— START Information provided —

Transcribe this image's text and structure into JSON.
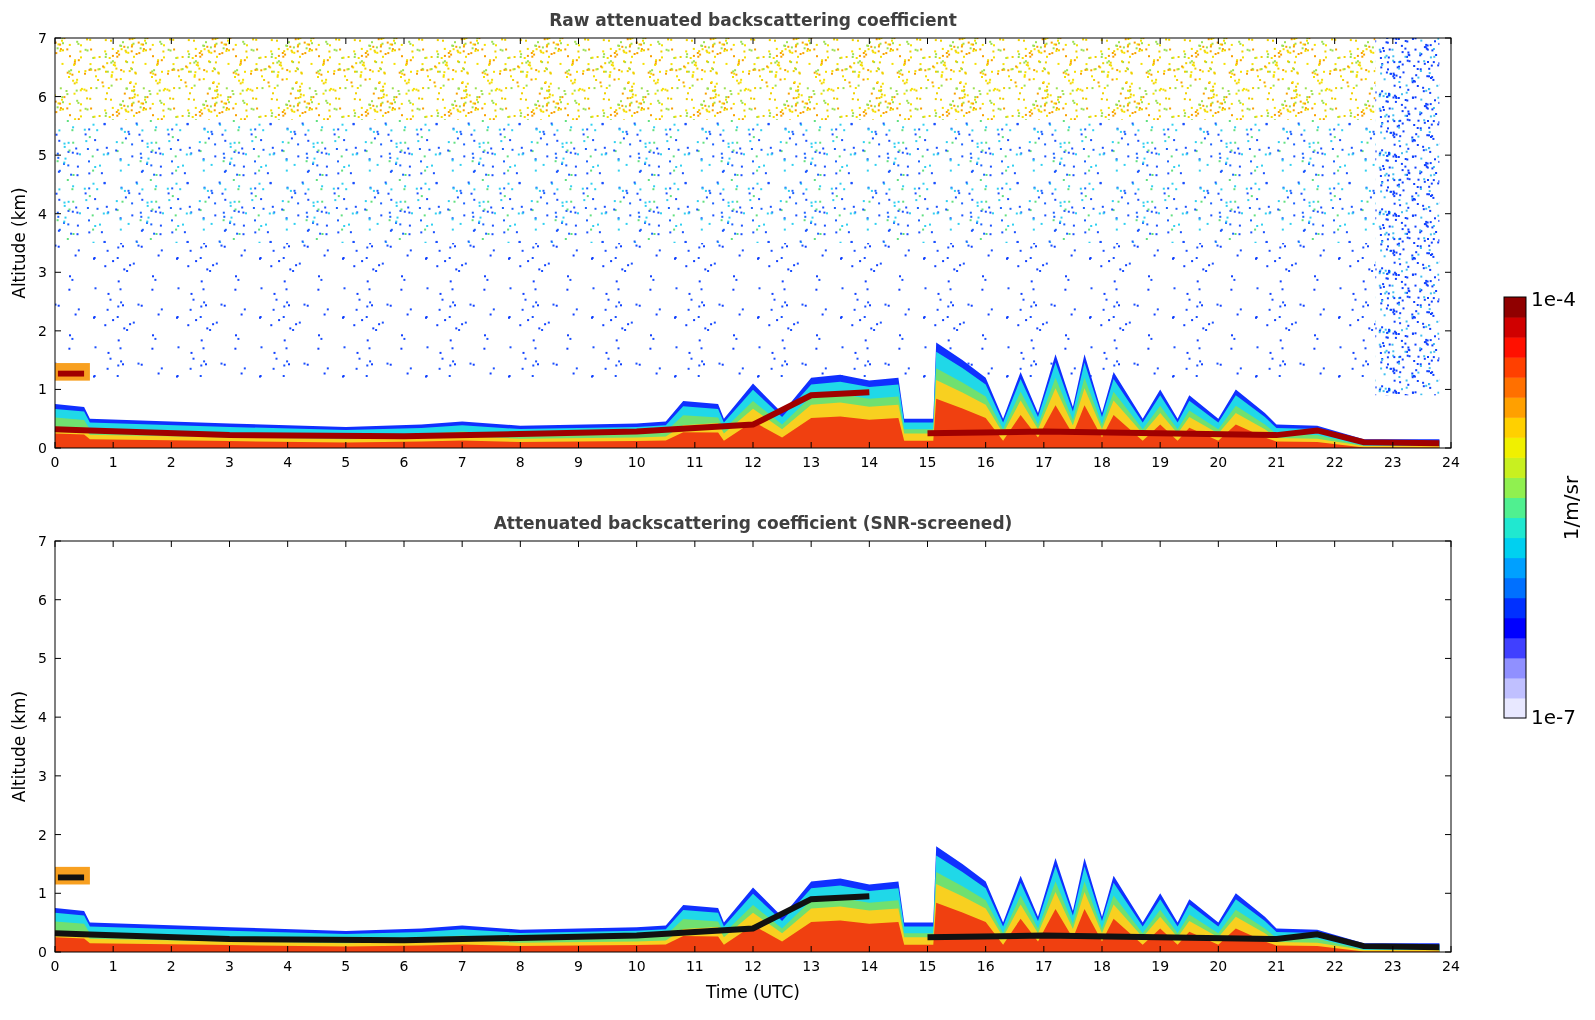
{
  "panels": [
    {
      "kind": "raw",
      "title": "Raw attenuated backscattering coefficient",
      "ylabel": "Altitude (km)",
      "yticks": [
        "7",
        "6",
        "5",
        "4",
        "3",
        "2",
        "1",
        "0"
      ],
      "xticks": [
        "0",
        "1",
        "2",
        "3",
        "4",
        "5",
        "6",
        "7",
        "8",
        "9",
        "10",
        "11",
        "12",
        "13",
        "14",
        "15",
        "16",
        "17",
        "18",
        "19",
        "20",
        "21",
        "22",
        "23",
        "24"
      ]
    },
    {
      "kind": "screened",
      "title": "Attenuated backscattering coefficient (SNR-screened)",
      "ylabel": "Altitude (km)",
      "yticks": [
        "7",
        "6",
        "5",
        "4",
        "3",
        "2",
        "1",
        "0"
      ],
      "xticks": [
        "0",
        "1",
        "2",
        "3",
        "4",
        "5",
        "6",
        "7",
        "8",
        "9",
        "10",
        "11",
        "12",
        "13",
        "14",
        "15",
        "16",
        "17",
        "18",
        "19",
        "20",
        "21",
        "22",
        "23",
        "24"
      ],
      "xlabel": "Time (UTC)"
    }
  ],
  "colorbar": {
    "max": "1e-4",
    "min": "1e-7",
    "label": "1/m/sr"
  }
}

— END Information provided —

Goal →
Without including any picture, repeat the data exactly.

Result →
Transcribe this image's text and structure into JSON.
{
  "panels": [
    {
      "kind": "raw",
      "title": "Raw attenuated backscattering coefficient",
      "ylabel": "Altitude (km)",
      "yticks": [
        "7",
        "6",
        "5",
        "4",
        "3",
        "2",
        "1",
        "0"
      ],
      "xticks": [
        "0",
        "1",
        "2",
        "3",
        "4",
        "5",
        "6",
        "7",
        "8",
        "9",
        "10",
        "11",
        "12",
        "13",
        "14",
        "15",
        "16",
        "17",
        "18",
        "19",
        "20",
        "21",
        "22",
        "23",
        "24"
      ]
    },
    {
      "kind": "screened",
      "title": "Attenuated backscattering coefficient (SNR-screened)",
      "ylabel": "Altitude (km)",
      "yticks": [
        "7",
        "6",
        "5",
        "4",
        "3",
        "2",
        "1",
        "0"
      ],
      "xticks": [
        "0",
        "1",
        "2",
        "3",
        "4",
        "5",
        "6",
        "7",
        "8",
        "9",
        "10",
        "11",
        "12",
        "13",
        "14",
        "15",
        "16",
        "17",
        "18",
        "19",
        "20",
        "21",
        "22",
        "23",
        "24"
      ],
      "xlabel": "Time (UTC)"
    }
  ],
  "colorbar": {
    "max": "1e-4",
    "min": "1e-7",
    "label": "1/m/sr"
  }
}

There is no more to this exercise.